EXERCISE » Transcribe every line exactly. Leave the pictures behind.

====== INPUT ======

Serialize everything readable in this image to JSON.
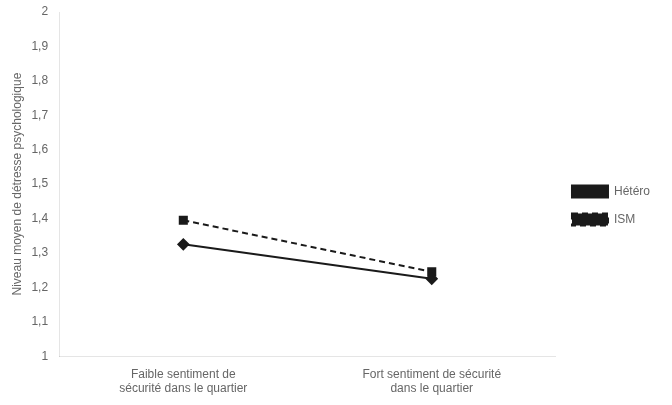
{
  "chart_data": {
    "type": "line",
    "categories": [
      "Faible sentiment de\nsécurité dans le quartier",
      "Fort sentiment de sécurité\ndans le quartier"
    ],
    "series": [
      {
        "name": "Hétéro",
        "color": "#1a1a1a",
        "marker": "diamond",
        "line_style": "solid",
        "values": [
          1.325,
          1.225
        ]
      },
      {
        "name": "ISM",
        "color": "#1a1a1a",
        "marker": "square",
        "line_style": "dashed",
        "values": [
          1.395,
          1.245
        ]
      }
    ],
    "y_label": "Niveau moyen de détresse psychologique",
    "ylim": [
      1.0,
      2.0
    ],
    "yticks": [
      1,
      {
        "value": 1.1,
        "label": "1,1"
      },
      {
        "value": 1.2,
        "label": "1,2"
      },
      {
        "value": 1.3,
        "label": "1,3"
      },
      {
        "value": 1.4,
        "label": "1,4"
      },
      {
        "value": 1.5,
        "label": "1,5"
      },
      {
        "value": 1.6,
        "label": "1,6"
      },
      {
        "value": 1.7,
        "label": "1,7"
      },
      {
        "value": 1.8,
        "label": "1,8"
      },
      {
        "value": 1.9,
        "label": "1,9"
      },
      2
    ],
    "grid": false,
    "legend": "right"
  }
}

======

SOLUTION TO THIS TASK »
Serialize everything readable in this image to JSON.
{
  "chart_data": {
    "type": "line",
    "categories": [
      "Faible sentiment de\nsécurité dans le quartier",
      "Fort sentiment de sécurité\ndans le quartier"
    ],
    "series": [
      {
        "name": "Hétéro",
        "color": "#1a1a1a",
        "marker": "diamond",
        "line_style": "solid",
        "values": [
          1.325,
          1.225
        ]
      },
      {
        "name": "ISM",
        "color": "#1a1a1a",
        "marker": "square",
        "line_style": "dashed",
        "values": [
          1.395,
          1.245
        ]
      }
    ],
    "y_label": "Niveau moyen de détresse psychologique",
    "ylim": [
      1.0,
      2.0
    ],
    "yticks": [
      1,
      {
        "value": 1.1,
        "label": "1,1"
      },
      {
        "value": 1.2,
        "label": "1,2"
      },
      {
        "value": 1.3,
        "label": "1,3"
      },
      {
        "value": 1.4,
        "label": "1,4"
      },
      {
        "value": 1.5,
        "label": "1,5"
      },
      {
        "value": 1.6,
        "label": "1,6"
      },
      {
        "value": 1.7,
        "label": "1,7"
      },
      {
        "value": 1.8,
        "label": "1,8"
      },
      {
        "value": 1.9,
        "label": "1,9"
      },
      2
    ],
    "grid": false,
    "legend": "right"
  }
}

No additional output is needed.